> **Your objective**:
Select from the data all lines with the word "linalg".

> **Dataset excerpts**:
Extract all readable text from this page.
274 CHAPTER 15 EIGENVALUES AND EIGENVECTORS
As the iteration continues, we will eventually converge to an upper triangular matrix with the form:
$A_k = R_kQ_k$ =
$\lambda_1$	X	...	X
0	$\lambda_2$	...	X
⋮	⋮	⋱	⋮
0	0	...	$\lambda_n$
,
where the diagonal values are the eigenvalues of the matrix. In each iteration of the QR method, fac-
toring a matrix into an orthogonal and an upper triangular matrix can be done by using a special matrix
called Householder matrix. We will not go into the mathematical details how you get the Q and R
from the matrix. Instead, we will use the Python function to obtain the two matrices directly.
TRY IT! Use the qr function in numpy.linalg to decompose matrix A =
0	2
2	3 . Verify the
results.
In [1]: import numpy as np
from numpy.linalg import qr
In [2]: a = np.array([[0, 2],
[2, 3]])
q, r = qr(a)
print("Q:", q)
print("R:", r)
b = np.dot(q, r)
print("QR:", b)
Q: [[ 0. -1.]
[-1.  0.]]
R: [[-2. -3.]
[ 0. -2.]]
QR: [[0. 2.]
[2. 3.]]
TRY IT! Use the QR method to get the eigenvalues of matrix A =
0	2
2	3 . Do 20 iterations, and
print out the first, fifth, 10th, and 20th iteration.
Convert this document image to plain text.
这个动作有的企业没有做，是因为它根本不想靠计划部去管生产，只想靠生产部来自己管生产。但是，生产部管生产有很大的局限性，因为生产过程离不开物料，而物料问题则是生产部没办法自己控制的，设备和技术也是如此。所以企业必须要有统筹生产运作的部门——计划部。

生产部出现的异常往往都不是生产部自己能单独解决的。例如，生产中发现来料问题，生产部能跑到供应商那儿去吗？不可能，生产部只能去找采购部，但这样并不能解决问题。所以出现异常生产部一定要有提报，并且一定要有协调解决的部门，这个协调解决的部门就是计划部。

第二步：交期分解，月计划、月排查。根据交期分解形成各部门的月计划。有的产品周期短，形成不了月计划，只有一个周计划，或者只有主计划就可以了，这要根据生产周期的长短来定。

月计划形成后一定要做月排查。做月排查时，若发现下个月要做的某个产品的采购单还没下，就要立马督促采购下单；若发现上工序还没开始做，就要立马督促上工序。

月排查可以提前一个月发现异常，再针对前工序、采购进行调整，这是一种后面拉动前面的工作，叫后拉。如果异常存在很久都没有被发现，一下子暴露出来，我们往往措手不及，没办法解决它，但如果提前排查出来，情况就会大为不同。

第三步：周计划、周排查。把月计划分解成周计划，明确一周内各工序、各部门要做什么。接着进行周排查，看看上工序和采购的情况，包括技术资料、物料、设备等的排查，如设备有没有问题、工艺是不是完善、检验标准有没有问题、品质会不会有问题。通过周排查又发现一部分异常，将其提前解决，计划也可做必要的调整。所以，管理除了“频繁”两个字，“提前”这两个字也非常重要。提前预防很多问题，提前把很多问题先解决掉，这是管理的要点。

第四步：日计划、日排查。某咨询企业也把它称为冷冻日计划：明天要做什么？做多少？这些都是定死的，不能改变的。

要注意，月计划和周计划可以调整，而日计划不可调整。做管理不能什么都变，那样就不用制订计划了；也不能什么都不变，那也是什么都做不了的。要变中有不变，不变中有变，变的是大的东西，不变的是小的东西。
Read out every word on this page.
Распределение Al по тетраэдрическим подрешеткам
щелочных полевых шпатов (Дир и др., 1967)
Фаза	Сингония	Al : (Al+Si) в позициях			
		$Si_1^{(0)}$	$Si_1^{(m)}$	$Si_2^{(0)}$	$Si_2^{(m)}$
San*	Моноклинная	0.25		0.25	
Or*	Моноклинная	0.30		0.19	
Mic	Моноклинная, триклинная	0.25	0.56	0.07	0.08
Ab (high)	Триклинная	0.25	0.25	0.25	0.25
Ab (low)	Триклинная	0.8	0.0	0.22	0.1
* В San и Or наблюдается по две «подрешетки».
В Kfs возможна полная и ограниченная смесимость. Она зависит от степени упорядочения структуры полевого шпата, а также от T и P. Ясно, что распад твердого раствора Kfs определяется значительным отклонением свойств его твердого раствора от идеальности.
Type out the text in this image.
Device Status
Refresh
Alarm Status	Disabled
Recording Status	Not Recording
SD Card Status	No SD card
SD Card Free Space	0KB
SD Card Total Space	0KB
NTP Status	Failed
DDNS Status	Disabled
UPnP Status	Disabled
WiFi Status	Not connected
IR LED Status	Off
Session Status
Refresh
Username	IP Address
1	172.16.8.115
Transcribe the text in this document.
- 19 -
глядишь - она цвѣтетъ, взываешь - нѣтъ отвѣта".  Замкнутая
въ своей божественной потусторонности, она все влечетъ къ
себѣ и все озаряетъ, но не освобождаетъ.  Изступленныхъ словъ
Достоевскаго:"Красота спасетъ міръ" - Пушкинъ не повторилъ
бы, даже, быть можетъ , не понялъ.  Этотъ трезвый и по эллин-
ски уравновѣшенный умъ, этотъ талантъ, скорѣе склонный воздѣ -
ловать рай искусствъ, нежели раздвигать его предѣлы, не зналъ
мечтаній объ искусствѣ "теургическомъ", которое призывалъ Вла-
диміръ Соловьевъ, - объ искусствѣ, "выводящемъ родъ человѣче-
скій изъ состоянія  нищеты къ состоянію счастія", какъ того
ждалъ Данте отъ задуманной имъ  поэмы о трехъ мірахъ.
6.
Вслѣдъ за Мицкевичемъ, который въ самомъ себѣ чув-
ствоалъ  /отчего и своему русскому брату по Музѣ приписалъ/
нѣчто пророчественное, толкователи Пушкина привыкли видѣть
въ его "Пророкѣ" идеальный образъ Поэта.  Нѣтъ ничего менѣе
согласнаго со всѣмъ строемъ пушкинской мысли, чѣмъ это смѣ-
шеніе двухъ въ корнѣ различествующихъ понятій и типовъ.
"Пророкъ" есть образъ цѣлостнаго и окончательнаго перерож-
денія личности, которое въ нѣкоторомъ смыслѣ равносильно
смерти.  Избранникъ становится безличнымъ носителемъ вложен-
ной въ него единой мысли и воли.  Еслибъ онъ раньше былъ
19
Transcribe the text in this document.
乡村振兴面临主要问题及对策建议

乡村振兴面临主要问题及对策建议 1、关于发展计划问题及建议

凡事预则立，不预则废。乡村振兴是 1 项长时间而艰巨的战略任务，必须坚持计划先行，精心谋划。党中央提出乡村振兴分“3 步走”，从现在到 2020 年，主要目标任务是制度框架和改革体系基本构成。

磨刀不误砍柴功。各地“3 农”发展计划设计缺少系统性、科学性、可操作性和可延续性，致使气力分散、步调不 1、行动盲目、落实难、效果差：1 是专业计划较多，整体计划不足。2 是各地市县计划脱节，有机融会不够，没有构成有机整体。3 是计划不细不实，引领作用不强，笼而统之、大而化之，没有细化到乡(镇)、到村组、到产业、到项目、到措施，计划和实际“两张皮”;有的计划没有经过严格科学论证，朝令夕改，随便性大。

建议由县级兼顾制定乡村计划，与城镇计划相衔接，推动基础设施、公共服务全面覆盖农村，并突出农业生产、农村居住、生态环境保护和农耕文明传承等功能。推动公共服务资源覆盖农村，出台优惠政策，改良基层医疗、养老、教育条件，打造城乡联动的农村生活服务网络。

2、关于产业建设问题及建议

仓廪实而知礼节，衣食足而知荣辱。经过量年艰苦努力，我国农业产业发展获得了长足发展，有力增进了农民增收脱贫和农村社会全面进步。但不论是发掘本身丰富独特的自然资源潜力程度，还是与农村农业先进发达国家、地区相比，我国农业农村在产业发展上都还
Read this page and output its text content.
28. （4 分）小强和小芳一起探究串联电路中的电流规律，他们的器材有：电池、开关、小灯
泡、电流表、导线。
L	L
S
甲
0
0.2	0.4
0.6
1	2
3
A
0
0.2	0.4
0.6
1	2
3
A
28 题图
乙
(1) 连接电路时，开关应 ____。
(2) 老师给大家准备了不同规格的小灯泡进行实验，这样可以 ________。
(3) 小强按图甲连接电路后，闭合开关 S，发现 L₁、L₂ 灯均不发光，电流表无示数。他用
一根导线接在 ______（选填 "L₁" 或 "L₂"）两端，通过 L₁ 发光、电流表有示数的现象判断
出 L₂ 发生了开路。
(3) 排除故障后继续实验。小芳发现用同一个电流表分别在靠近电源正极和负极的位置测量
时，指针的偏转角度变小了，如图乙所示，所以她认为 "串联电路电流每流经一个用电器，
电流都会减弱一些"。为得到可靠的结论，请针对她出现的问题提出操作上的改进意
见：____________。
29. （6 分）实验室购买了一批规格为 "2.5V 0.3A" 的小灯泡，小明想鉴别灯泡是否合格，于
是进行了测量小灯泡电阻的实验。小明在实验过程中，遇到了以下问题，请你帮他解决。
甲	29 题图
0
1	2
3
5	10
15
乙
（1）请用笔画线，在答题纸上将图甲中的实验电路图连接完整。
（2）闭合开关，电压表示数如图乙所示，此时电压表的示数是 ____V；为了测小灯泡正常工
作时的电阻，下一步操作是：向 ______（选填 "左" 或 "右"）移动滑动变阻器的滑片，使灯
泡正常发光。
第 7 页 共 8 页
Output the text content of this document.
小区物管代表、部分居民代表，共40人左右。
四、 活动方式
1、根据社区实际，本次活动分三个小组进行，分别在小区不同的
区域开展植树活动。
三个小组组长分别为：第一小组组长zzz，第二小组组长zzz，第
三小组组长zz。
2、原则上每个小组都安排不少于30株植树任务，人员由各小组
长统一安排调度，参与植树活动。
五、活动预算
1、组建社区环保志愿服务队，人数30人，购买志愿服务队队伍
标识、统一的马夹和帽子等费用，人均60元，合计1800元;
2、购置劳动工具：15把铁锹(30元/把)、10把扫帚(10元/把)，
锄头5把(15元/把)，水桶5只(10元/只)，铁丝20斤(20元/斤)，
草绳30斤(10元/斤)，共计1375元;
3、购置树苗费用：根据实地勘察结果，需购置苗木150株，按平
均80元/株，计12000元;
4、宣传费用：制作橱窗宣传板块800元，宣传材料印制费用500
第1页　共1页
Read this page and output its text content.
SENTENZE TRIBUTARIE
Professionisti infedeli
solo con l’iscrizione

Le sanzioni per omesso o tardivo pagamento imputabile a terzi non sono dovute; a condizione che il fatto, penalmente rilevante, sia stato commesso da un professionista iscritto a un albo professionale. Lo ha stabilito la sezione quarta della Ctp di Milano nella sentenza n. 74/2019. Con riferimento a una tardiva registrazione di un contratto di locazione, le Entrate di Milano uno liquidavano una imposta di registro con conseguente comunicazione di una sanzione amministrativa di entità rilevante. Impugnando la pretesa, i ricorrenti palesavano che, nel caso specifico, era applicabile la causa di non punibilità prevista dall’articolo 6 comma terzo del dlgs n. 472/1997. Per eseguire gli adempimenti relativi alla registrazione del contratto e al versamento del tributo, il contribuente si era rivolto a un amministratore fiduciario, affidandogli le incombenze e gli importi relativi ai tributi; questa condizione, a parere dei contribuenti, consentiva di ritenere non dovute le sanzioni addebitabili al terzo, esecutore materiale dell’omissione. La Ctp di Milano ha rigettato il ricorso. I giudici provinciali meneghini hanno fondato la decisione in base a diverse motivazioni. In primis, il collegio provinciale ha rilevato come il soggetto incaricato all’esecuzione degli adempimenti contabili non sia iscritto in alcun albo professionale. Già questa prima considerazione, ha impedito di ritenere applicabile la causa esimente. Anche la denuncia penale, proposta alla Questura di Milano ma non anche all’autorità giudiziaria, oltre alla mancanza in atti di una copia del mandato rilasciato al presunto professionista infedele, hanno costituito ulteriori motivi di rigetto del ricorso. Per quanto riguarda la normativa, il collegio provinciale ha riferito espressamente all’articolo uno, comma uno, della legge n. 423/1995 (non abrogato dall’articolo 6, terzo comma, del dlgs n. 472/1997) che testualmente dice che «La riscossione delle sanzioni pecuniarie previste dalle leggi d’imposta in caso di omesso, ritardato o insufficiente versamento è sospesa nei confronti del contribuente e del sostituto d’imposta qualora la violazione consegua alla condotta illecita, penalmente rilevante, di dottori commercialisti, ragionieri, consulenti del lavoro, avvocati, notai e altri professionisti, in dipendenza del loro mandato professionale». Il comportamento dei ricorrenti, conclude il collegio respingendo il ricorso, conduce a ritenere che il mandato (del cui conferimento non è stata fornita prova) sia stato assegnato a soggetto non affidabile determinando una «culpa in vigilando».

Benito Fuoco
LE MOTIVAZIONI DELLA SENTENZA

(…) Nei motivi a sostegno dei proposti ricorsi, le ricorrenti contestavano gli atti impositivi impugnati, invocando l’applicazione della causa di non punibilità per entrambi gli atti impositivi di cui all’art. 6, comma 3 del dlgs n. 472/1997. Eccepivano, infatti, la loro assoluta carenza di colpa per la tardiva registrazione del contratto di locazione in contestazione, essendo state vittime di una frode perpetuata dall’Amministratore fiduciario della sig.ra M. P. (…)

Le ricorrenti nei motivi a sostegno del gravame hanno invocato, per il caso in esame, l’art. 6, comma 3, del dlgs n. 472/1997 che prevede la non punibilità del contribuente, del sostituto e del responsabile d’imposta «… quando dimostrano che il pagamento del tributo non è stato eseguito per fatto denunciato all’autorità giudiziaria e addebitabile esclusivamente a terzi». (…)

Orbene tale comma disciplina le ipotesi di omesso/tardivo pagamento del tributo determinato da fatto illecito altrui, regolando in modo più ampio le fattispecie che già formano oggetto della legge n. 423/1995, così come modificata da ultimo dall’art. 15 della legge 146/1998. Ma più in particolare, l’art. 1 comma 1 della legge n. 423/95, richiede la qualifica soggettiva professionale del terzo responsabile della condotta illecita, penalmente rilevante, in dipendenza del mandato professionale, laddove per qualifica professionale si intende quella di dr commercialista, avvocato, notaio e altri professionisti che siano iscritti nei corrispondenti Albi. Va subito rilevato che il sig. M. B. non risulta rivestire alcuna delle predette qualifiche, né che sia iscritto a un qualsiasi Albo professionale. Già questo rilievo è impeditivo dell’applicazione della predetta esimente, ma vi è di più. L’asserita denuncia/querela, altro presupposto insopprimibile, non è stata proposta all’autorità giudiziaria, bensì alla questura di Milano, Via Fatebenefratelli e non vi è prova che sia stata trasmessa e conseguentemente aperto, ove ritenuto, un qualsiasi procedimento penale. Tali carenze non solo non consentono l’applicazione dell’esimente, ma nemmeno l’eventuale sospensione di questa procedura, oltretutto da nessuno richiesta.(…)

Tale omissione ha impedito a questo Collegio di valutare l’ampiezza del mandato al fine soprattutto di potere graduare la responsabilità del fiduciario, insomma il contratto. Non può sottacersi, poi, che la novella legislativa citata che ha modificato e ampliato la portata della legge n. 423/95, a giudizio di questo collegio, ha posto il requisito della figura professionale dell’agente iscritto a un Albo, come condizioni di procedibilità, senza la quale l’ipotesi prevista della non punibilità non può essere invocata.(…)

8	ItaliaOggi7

> **Task result**:
TRY IT! Use the qr function in numpy.linalg to decompose matrix A =
from numpy.linalg import qr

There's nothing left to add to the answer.